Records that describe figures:
----
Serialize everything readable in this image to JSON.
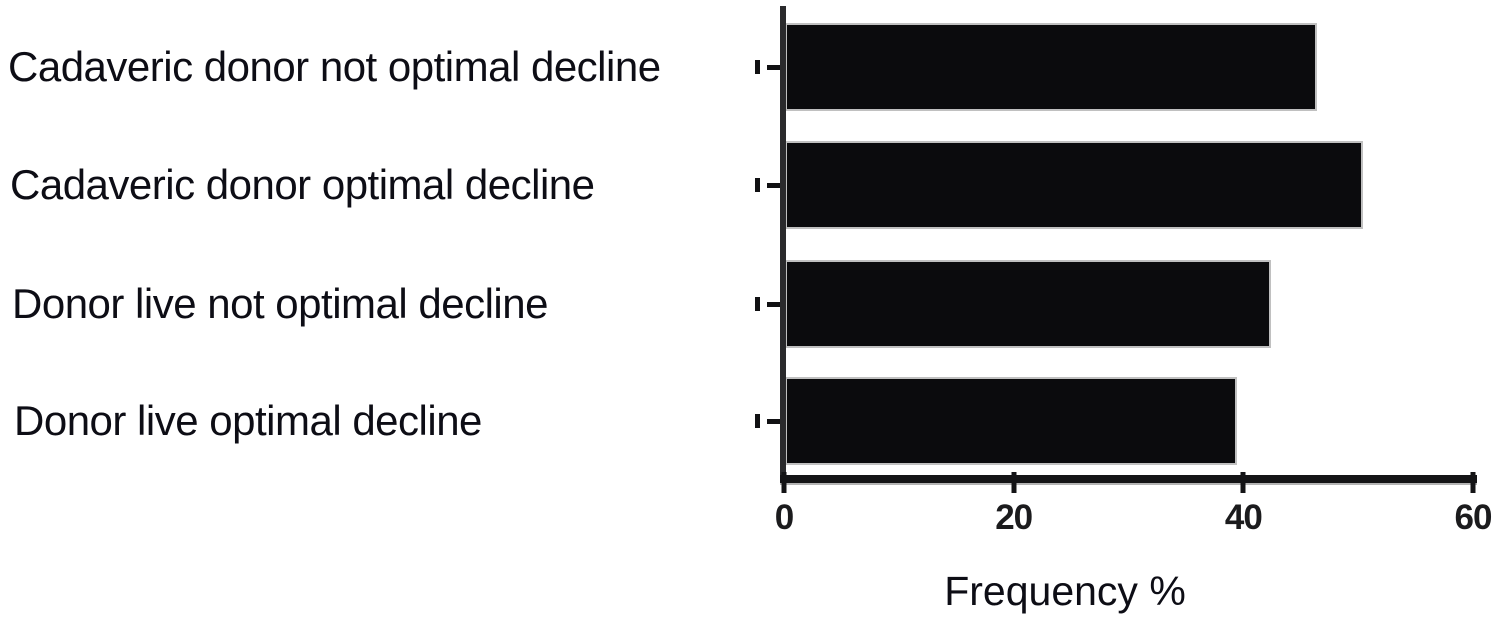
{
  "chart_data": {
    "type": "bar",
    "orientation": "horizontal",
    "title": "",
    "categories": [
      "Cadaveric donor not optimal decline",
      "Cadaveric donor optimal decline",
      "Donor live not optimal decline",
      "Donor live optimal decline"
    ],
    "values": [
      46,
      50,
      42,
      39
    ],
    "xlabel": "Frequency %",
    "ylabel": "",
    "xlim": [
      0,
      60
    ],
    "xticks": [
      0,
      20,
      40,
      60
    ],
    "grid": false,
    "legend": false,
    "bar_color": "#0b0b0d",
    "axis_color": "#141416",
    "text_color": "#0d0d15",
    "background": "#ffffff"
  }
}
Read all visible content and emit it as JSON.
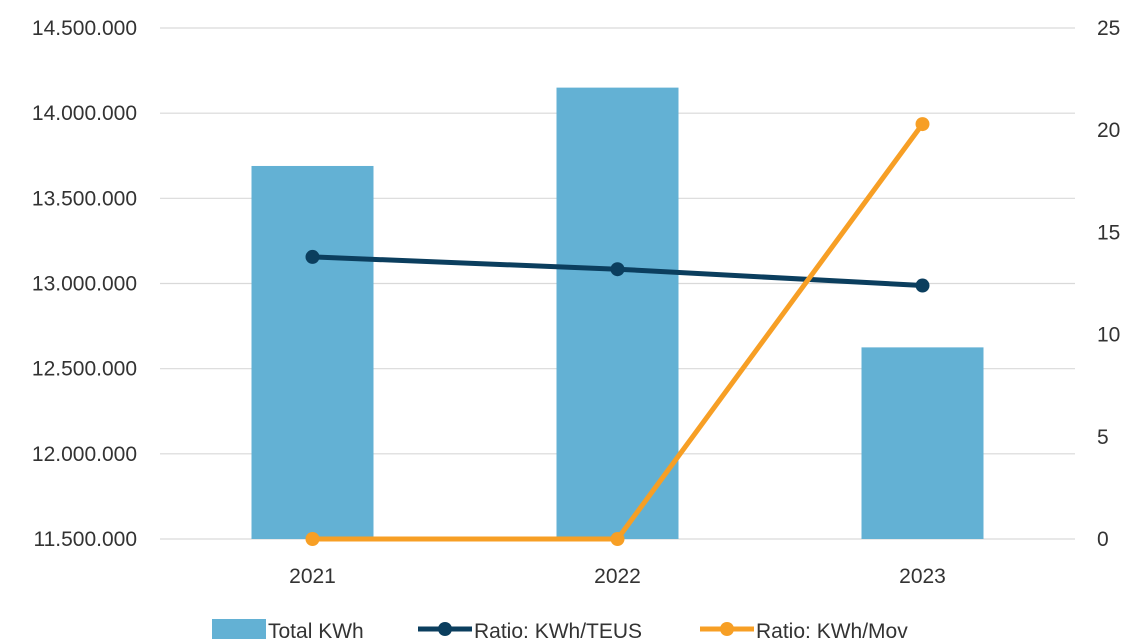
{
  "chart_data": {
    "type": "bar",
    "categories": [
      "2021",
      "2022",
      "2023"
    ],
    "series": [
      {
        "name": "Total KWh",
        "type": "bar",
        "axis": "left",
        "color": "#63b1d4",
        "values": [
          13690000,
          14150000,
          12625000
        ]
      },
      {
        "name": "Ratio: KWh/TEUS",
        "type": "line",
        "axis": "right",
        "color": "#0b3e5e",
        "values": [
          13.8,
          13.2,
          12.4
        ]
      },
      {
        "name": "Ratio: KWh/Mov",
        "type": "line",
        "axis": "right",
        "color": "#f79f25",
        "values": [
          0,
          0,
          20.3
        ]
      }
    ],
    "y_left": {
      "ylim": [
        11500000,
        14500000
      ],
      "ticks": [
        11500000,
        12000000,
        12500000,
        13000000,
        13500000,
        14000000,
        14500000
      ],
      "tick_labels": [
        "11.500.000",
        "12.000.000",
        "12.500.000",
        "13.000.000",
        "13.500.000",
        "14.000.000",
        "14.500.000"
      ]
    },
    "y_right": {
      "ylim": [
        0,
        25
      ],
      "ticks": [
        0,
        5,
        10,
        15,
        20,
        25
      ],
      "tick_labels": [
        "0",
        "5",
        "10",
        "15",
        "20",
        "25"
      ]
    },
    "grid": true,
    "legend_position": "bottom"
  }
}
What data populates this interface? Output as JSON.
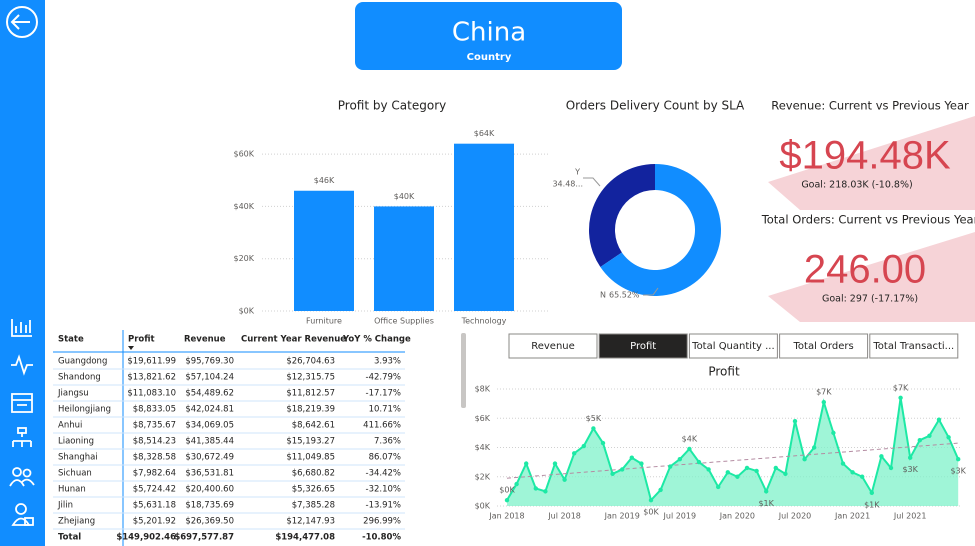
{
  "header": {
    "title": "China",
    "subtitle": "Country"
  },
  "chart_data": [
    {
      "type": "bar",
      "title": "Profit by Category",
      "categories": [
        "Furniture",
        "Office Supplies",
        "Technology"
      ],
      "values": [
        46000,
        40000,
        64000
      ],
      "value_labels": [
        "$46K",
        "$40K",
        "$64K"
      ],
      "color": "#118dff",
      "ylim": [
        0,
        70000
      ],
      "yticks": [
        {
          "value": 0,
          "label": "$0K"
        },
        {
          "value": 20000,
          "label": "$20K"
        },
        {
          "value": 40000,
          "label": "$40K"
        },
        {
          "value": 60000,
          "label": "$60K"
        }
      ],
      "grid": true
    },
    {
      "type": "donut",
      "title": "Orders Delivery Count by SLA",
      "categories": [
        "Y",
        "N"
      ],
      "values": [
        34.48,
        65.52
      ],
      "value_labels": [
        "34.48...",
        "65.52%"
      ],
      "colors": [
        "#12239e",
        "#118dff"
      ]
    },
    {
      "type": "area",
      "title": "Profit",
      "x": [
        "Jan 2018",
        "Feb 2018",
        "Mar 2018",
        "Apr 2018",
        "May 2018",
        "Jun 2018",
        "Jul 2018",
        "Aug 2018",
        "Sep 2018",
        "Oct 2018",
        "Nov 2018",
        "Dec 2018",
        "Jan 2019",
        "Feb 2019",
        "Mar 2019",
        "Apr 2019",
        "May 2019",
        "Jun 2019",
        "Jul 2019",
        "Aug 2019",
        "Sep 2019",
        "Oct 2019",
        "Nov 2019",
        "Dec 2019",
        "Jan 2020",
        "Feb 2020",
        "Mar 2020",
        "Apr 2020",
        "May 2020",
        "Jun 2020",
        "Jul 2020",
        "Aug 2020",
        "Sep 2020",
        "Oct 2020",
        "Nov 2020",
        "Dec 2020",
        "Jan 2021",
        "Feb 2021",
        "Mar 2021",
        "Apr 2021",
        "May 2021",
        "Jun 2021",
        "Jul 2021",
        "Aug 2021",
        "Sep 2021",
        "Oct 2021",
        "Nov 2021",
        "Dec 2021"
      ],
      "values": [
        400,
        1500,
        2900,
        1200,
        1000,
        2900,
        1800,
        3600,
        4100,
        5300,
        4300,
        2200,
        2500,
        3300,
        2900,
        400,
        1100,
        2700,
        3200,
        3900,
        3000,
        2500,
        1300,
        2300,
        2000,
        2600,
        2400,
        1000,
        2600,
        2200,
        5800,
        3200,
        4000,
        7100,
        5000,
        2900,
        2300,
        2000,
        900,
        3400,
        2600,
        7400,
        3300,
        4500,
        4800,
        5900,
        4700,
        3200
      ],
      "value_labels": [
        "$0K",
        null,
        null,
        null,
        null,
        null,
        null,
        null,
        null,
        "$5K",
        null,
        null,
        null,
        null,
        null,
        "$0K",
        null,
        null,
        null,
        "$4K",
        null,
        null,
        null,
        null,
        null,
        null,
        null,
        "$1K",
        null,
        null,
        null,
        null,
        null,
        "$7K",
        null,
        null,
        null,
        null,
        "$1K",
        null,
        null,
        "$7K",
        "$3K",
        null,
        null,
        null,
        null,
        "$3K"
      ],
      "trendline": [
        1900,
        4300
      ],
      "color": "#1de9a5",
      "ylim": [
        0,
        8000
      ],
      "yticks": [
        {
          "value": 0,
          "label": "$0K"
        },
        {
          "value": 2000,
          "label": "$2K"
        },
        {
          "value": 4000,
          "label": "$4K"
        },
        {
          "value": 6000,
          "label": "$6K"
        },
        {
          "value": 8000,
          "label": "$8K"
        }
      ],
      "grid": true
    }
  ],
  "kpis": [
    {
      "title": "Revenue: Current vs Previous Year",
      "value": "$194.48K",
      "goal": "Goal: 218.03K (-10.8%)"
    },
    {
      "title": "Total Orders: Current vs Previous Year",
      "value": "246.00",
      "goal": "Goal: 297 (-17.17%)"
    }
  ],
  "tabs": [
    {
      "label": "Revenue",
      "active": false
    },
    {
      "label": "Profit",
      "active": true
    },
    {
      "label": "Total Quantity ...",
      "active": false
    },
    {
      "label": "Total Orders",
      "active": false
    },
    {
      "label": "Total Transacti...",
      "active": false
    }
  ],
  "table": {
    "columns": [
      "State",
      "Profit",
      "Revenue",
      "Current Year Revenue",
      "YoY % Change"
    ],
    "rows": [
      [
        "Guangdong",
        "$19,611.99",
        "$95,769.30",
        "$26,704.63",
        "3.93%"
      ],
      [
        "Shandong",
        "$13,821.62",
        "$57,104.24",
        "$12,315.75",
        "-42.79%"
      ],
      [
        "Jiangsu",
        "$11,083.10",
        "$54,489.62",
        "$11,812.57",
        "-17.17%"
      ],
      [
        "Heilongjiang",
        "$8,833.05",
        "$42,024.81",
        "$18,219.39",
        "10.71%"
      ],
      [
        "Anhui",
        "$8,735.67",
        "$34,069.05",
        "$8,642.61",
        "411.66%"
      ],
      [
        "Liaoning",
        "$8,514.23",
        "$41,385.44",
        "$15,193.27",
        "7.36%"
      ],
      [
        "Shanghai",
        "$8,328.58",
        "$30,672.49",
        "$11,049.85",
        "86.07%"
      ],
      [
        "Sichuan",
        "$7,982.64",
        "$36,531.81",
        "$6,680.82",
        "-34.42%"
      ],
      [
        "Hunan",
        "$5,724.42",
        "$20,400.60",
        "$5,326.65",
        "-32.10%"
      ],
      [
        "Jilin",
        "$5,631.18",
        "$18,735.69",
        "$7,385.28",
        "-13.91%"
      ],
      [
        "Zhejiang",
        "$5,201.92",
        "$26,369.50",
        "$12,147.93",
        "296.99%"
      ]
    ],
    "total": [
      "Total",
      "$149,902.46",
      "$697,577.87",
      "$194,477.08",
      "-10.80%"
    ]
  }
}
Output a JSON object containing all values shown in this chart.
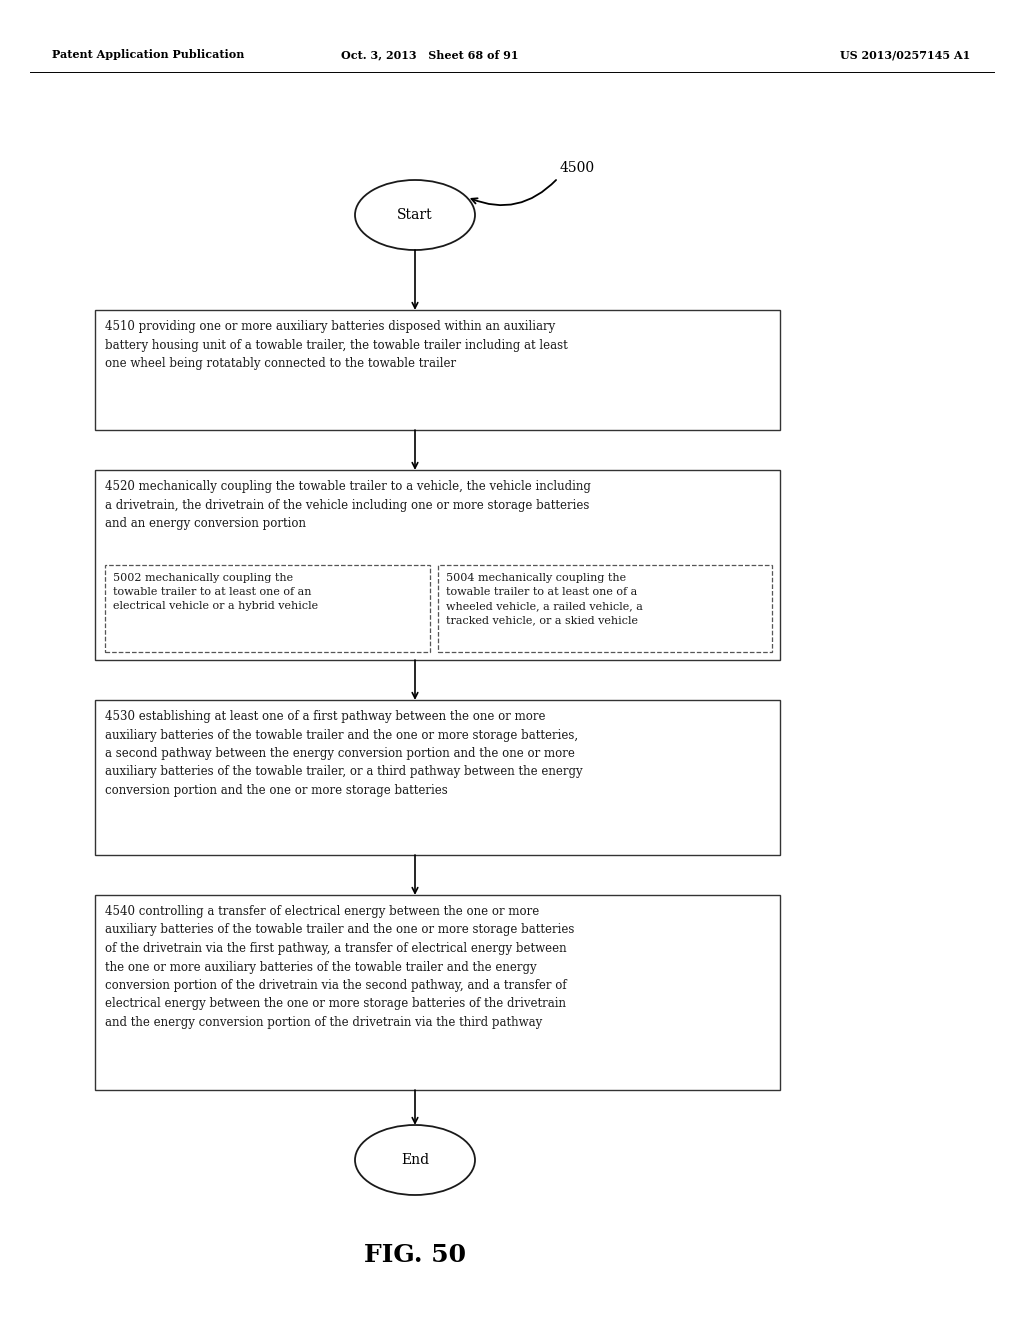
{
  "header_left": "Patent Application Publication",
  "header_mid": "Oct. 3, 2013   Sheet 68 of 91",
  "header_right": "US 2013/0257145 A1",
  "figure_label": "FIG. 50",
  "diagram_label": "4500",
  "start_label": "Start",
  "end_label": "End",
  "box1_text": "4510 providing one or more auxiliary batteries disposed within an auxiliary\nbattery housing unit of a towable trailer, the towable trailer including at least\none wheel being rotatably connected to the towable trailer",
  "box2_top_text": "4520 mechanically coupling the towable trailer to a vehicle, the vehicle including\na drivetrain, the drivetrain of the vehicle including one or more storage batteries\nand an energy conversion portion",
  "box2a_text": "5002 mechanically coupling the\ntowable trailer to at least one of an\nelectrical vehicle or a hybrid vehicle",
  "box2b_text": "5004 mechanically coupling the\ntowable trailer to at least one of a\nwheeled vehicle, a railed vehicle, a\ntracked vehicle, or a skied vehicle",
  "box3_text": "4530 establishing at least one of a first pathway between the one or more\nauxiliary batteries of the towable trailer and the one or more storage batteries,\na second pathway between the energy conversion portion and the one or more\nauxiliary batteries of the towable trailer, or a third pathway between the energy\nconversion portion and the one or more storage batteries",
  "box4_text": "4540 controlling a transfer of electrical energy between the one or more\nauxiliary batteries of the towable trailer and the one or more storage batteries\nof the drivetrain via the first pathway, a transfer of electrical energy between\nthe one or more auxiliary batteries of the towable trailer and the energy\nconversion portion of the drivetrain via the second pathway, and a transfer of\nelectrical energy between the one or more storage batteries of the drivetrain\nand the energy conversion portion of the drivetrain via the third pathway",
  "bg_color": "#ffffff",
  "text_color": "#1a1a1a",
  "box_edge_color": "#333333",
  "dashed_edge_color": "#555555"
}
----
[GIVEN PROBLEM]
Copy out each line that contains the word "ntowable".

[OUTPUT BELOW]
  "box2a_text": "5002 mechanically coupling the\ntowable trailer to at least one of an\nelectrical vehicle or a hybrid vehicle",
  "box2b_text": "5004 mechanically coupling the\ntowable trailer to at least one of a\nwheeled vehicle, a railed vehicle, a\ntracked vehicle, or a skied vehicle",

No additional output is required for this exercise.